[Listed entries]
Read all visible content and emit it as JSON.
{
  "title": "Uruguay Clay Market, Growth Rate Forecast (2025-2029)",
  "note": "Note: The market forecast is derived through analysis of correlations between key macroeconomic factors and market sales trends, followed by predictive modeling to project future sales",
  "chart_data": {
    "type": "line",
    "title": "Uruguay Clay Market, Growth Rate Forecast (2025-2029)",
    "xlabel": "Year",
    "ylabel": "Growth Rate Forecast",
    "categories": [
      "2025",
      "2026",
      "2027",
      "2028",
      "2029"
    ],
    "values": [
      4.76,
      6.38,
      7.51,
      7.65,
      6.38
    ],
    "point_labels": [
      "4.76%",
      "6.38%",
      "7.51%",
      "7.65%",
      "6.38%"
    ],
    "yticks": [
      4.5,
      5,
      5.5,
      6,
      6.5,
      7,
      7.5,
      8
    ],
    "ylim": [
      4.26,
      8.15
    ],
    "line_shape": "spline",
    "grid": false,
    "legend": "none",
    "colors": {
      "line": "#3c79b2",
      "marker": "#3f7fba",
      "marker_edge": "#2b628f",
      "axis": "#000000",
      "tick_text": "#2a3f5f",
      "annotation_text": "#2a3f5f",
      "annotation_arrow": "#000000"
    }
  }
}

...

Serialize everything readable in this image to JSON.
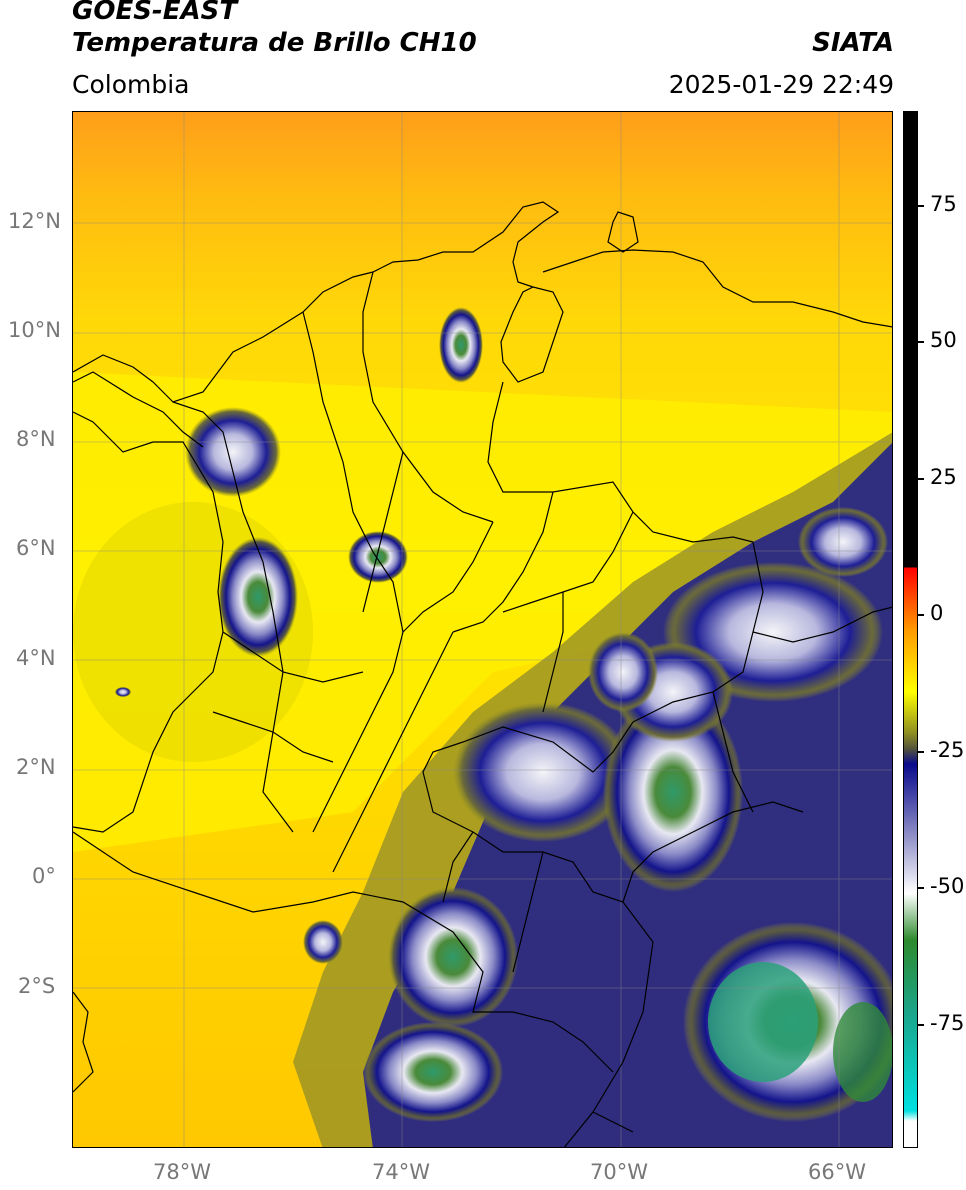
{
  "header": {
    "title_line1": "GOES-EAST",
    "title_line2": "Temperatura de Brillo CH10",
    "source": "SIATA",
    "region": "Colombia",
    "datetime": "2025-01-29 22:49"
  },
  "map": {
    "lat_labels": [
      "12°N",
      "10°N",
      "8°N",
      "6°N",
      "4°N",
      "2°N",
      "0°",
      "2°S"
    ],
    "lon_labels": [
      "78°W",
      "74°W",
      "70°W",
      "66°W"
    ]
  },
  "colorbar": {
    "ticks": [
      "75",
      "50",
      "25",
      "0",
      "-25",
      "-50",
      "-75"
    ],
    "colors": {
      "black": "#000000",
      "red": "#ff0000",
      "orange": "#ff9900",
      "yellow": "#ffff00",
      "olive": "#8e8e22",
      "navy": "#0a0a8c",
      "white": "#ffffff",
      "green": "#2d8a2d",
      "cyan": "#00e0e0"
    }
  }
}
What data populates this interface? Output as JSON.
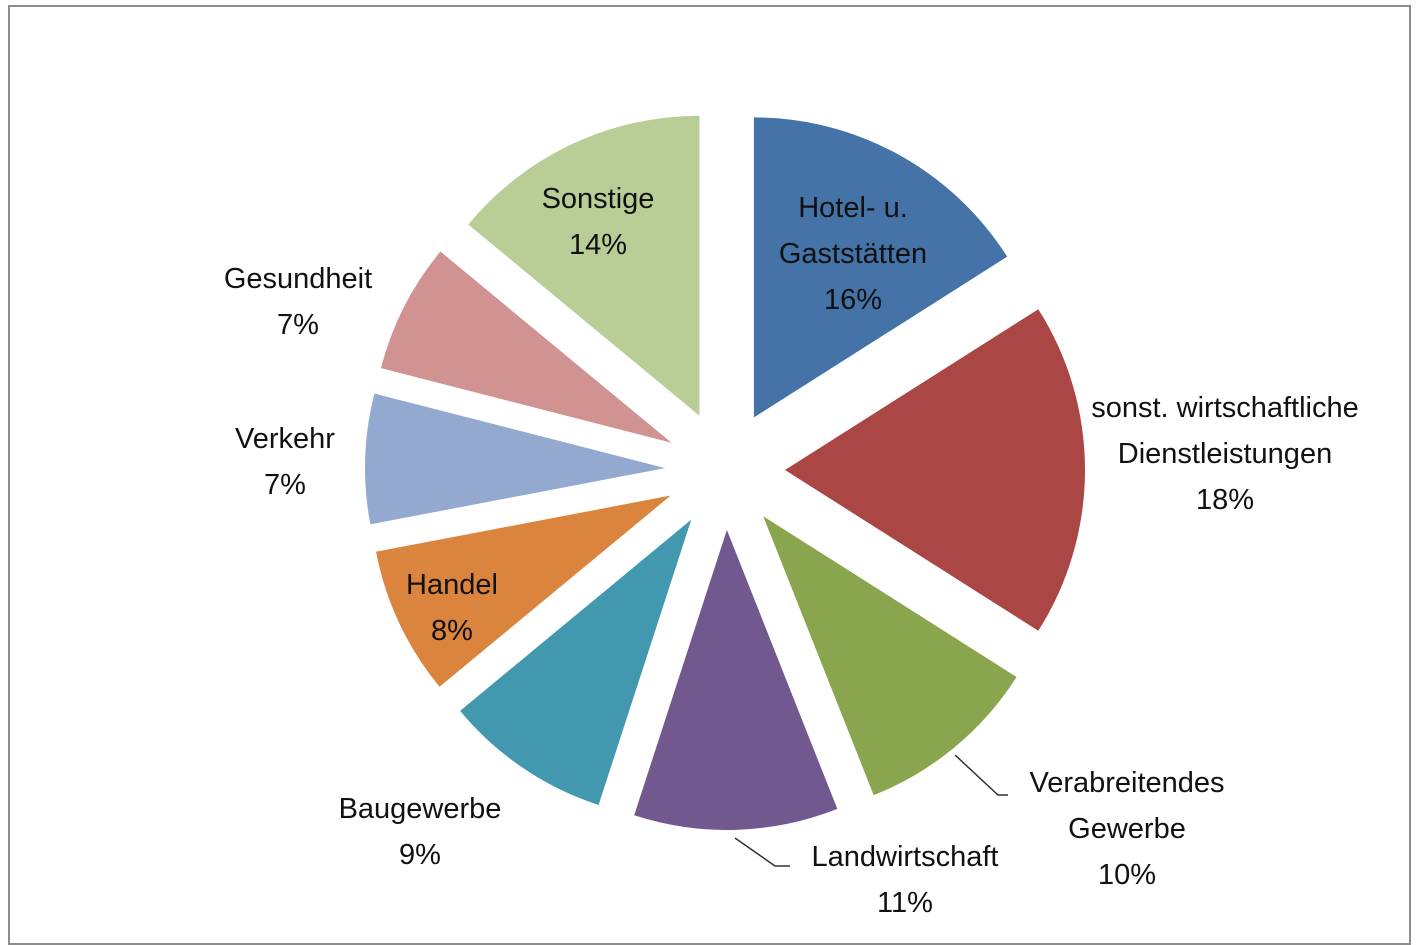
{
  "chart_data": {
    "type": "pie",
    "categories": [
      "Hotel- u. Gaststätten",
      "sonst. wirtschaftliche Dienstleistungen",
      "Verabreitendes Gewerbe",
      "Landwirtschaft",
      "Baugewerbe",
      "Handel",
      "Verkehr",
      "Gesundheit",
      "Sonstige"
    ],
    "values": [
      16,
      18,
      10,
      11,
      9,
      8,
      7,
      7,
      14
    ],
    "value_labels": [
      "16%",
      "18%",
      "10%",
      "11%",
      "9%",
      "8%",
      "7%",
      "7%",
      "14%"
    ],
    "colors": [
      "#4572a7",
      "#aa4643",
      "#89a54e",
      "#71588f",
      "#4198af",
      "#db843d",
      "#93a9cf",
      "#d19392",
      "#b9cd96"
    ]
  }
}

[Exercise aim] Copy all lines above containing the string "Growth".

[Written solution]
  "title": "Uruguay Clay Market, Growth Rate Forecast (2025-2029)",
    "title": "Uruguay Clay Market, Growth Rate Forecast (2025-2029)",
    "ylabel": "Growth Rate Forecast",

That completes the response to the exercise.